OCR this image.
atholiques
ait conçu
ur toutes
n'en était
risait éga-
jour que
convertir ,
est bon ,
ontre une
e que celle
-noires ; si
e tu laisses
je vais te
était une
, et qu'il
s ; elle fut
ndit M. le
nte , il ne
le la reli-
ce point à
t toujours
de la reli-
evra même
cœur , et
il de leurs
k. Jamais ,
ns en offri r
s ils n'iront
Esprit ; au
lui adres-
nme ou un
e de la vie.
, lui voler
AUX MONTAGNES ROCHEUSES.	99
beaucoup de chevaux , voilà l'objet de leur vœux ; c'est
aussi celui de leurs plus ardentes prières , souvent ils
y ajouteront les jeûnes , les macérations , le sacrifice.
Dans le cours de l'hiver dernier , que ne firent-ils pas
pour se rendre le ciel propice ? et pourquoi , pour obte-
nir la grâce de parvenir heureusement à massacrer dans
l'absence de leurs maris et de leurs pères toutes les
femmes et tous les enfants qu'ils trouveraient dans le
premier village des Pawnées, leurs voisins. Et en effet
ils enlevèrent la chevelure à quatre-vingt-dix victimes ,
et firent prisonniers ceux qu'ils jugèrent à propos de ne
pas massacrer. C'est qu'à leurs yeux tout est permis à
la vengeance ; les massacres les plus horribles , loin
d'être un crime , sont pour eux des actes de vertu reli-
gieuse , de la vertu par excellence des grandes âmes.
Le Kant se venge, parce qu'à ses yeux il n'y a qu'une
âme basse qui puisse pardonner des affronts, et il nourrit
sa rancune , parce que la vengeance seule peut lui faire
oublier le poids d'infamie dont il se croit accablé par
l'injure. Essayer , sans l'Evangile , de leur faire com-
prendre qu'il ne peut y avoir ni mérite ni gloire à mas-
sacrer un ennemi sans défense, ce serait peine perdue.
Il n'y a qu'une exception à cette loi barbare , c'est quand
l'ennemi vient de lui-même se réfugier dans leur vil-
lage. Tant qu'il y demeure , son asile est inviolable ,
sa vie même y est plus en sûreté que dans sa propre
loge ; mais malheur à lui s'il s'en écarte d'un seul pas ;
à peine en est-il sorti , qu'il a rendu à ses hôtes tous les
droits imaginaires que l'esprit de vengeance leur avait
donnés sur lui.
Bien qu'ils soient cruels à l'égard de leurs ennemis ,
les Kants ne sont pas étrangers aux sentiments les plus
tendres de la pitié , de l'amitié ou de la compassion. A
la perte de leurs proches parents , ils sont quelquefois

____________________

Direction:
Using the records given above, list every line that includes the word "peine".

Result:
sacrer un ennemi sans défense, ce serait peine perdue.
à peine en est-il sorti , qu'il a rendu à ses hôtes tous les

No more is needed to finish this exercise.